● EXTRAIT PRÉSENTÉ
^^^^^^^^^^^^^^^^

C’est valable surtout pour les lieux intimes, lieux de protection, tels que la maison. On s’y sent protégé comme dans un refuge où l’on peut se remettre de ses blessures et où l’on peut être soigné par ses proches. N’est-il pas notre maison au bout du compte où l’on se récupère de dures épreuves, où l’on se repose après d’intenses journées de travail ?
Ces propriétés de la maison influencent, comme j’ai déjà dit, l’espace annexe du jardin et permettent de l’envisager également en tant que lieu, car il s’agit d’un espace également chargé des significations pour les habitants de la maison. Un jardin de maison, cela veut dire qu’il a une maison qui lui appartient (ou à l’inverse) et qu’ils s’accordent l’un l’autre un statut singulier parmi le reste de jardins et de maisons. Avec la maison, il partage les connotations de protection, de confort et d’intimité ; avec le monde au-delà de la clôture, il partage les attributs naturels. Le petit jardin privé, point zéro de notre expérience du monde, point localisé dans l’espace, renvoie sans effort à l’image de la carte, mais d’une carte personnelle sur laquelle se situeraient les différents espaces de notre vie. Ainsi, en fonction des histoires individuelles, cet espace géométrisé gagne en densité symbolique, il acquiert une identité. C’est justement ce qui confère au petit jardin sa condition de lieu.

^^^^^^^^^^^^^^^^

● OBJET DE LA TÂCHE
D'après l'extrait sur la maison et le jardin, quelles connotations le jardin partage-t-il avec la maison ? Le matériau présenté ensuite est distinct de l'extrait.

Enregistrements

^^^^^^^^^^^^^^^^

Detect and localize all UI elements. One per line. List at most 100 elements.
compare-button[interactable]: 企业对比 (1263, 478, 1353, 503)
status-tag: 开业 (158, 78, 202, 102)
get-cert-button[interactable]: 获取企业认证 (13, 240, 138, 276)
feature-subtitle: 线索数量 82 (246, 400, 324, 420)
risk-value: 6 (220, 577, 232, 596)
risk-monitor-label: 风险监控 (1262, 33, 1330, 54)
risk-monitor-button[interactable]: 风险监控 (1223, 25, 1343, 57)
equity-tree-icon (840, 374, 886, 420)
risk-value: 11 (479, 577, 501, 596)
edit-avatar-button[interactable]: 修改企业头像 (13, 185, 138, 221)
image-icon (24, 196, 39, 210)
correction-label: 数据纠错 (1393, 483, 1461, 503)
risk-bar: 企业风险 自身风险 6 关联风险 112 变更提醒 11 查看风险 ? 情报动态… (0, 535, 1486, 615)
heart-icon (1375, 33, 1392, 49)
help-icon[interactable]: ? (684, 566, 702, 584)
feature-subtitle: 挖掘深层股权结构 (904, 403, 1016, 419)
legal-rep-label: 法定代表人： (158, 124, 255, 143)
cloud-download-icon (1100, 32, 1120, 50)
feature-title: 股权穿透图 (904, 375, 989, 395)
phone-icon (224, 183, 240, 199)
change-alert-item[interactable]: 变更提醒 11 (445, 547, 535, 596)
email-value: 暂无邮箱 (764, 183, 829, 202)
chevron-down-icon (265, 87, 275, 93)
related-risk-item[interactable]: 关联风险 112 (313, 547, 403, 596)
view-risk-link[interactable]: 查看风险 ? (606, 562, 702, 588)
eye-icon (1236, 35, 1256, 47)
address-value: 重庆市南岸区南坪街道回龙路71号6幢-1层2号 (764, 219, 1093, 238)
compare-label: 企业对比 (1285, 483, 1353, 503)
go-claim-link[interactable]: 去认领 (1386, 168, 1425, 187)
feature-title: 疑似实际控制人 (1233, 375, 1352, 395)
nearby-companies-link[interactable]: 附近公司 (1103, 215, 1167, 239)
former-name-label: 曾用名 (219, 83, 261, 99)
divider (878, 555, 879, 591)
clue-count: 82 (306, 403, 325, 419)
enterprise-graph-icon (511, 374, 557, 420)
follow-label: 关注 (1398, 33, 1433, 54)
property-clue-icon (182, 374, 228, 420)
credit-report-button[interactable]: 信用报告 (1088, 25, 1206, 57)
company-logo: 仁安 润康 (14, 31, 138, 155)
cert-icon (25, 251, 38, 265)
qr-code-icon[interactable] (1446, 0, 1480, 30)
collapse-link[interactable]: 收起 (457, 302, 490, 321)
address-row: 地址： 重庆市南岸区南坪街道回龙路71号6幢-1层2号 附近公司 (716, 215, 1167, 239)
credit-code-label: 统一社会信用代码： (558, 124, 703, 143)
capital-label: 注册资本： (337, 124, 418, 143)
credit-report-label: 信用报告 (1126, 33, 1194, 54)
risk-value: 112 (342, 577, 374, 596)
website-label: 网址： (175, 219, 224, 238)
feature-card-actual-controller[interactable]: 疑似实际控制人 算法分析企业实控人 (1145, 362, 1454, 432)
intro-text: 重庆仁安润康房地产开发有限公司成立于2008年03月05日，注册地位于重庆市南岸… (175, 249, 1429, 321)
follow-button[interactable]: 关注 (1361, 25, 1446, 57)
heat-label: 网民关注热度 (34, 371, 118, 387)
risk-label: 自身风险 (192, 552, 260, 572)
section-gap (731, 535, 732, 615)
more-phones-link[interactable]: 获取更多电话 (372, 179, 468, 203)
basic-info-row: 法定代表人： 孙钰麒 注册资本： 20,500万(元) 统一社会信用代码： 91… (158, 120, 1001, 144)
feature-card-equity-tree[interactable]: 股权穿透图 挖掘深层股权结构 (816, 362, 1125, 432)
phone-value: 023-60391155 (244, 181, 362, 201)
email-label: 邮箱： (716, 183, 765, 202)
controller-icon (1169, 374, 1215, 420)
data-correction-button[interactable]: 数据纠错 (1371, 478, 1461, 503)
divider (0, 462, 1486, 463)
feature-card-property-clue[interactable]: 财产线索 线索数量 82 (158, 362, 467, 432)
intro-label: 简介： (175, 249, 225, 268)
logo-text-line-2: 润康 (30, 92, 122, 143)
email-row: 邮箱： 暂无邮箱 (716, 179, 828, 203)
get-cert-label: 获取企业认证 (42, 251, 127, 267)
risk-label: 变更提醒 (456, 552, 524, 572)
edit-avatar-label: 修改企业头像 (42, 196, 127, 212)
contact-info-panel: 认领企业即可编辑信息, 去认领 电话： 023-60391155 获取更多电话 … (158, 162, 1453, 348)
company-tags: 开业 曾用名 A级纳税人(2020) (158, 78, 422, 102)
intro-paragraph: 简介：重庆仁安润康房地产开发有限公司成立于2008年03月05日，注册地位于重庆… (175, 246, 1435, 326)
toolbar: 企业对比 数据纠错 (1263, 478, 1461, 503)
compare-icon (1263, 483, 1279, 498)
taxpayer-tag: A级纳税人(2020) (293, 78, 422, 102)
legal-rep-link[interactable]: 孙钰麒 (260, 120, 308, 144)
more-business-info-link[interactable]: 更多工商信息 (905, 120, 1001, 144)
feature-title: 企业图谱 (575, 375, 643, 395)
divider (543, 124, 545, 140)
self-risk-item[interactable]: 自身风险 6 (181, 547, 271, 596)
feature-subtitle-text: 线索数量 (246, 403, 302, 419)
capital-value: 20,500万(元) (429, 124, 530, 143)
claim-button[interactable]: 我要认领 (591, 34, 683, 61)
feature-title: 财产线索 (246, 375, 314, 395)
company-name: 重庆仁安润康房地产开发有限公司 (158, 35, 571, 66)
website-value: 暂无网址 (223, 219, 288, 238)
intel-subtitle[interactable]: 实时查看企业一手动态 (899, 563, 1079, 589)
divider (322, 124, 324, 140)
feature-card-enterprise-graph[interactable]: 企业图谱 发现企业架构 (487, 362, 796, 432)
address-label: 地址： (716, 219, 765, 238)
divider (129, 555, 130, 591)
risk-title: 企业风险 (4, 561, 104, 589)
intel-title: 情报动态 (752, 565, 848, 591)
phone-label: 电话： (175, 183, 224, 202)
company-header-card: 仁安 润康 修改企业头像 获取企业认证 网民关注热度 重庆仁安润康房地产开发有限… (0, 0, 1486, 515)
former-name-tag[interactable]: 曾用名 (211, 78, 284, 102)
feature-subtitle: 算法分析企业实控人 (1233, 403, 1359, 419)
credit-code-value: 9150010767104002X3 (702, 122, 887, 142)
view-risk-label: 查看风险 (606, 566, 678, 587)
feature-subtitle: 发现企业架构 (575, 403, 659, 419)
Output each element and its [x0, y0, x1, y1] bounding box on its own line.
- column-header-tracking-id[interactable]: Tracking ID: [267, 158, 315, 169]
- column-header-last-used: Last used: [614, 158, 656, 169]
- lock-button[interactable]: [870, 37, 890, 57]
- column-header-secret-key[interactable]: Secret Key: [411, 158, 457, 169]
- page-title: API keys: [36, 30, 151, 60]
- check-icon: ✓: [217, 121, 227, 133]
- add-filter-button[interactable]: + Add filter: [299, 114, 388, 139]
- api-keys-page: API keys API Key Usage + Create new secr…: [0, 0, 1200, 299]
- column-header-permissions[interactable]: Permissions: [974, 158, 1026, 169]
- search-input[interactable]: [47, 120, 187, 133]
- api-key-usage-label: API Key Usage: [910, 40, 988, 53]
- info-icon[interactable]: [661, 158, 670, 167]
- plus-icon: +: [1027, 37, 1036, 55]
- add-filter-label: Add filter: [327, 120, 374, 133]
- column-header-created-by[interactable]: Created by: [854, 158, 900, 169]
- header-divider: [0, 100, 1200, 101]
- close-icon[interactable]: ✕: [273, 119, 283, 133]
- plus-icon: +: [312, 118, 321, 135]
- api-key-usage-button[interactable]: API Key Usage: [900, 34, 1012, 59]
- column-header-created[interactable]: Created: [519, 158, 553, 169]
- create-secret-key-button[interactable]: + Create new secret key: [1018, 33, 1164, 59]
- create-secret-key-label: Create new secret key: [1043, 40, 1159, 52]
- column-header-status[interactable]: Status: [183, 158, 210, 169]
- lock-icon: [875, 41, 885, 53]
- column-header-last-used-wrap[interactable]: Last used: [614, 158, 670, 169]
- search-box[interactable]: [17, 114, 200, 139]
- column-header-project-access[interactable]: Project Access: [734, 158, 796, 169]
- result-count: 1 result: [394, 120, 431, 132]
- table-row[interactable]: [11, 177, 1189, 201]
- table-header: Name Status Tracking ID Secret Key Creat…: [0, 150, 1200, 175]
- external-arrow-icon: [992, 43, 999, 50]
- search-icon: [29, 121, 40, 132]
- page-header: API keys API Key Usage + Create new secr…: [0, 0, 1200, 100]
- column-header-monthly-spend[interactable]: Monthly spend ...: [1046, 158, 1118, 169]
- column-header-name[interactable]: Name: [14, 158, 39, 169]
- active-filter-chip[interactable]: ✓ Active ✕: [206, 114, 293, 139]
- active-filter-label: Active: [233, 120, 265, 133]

^^^^^^^^^^^^^^^^

● RÉPONSE RÉDIGÉE
Les connotations de protection, de confort et d'intimité.